요청:
데이터의 첫 줄부터 "filters-button[interactable]: ≡ Filters"가 들어 있는 줄까지, 양 끝 줄을 포함해 그대로 다시 적으세요.
── 사용할 데이터
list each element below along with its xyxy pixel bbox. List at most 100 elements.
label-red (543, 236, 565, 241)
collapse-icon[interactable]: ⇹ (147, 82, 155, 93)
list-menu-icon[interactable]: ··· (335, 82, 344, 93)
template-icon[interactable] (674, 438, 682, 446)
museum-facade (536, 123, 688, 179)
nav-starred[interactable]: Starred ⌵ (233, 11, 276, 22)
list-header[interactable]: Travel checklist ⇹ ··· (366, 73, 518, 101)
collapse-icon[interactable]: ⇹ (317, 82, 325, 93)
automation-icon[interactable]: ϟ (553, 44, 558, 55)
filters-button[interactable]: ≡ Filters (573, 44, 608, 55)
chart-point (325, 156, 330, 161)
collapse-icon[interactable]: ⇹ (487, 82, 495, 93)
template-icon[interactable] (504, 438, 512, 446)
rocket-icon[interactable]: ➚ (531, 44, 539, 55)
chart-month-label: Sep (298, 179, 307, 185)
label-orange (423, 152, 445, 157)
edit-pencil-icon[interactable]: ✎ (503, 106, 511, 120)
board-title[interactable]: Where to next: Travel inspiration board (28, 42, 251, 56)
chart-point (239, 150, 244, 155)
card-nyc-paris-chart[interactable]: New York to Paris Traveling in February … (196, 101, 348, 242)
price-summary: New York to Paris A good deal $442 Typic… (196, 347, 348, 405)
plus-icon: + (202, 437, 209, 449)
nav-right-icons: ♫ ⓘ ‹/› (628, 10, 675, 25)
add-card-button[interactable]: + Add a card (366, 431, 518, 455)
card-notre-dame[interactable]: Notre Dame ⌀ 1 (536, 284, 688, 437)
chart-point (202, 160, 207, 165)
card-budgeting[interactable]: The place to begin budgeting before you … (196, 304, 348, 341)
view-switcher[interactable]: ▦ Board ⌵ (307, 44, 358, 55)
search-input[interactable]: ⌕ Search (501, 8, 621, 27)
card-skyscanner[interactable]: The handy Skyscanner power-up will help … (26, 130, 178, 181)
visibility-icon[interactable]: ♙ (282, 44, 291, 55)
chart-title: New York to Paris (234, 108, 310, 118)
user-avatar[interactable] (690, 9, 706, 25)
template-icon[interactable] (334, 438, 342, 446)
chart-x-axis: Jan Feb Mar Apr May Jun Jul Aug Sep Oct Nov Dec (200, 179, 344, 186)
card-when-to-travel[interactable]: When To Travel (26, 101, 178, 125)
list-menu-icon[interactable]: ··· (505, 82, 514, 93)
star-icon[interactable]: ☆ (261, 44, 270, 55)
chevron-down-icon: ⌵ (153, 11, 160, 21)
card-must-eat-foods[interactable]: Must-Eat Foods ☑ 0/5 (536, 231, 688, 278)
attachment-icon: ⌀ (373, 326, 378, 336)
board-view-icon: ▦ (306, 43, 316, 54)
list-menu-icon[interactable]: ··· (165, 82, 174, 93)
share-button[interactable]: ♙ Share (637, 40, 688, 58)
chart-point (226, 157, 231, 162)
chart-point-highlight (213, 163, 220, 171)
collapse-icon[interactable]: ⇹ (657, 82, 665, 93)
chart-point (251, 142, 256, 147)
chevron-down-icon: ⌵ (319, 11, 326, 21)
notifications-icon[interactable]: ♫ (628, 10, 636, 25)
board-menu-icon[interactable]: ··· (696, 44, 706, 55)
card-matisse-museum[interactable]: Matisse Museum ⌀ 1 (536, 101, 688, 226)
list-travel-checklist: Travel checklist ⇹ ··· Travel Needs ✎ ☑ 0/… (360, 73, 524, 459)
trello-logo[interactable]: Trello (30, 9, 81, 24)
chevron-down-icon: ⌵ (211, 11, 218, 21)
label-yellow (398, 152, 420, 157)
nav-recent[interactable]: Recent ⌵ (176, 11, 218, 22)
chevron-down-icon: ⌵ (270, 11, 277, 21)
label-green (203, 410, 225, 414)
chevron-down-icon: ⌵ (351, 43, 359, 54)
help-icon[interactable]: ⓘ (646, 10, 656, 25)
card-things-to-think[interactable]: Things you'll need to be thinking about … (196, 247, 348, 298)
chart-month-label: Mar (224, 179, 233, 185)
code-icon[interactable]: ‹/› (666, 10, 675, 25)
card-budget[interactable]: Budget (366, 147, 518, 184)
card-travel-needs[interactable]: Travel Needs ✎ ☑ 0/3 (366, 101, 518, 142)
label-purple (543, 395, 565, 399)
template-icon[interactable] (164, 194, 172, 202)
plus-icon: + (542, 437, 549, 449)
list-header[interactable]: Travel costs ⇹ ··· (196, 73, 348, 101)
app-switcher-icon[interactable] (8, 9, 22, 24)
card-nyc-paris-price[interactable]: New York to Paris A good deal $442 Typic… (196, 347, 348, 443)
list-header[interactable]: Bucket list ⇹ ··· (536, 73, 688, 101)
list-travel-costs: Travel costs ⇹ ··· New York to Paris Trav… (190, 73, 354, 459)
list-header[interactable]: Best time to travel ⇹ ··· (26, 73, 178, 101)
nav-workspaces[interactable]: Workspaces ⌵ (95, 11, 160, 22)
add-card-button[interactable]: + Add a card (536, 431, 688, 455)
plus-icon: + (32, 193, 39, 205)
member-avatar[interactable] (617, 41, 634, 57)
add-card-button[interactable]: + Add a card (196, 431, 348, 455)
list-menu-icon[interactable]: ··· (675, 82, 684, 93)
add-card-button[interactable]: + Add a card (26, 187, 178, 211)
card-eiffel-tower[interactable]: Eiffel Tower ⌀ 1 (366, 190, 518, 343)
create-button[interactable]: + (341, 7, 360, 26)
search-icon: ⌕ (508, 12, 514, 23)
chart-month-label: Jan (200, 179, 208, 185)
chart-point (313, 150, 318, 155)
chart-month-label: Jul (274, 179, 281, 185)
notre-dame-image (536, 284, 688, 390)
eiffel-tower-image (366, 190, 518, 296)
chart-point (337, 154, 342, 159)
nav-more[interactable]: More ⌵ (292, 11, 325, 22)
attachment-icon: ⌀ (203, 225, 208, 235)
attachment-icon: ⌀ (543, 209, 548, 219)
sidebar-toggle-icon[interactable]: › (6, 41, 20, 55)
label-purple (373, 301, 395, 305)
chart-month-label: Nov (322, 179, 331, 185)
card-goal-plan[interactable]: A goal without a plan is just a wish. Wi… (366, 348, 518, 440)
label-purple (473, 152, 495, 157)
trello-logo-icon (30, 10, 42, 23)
────
전체 출력:
list each element below along with its xyxy pixel bbox. List at most 100 elements.
label-red (543, 236, 565, 241)
collapse-icon[interactable]: ⇹ (147, 82, 155, 93)
list-menu-icon[interactable]: ··· (335, 82, 344, 93)
template-icon[interactable] (674, 438, 682, 446)
museum-facade (536, 123, 688, 179)
nav-starred[interactable]: Starred ⌵ (233, 11, 276, 22)
list-header[interactable]: Travel checklist ⇹ ··· (366, 73, 518, 101)
collapse-icon[interactable]: ⇹ (317, 82, 325, 93)
automation-icon[interactable]: ϟ (553, 44, 558, 55)
filters-button[interactable]: ≡ Filters (573, 44, 608, 55)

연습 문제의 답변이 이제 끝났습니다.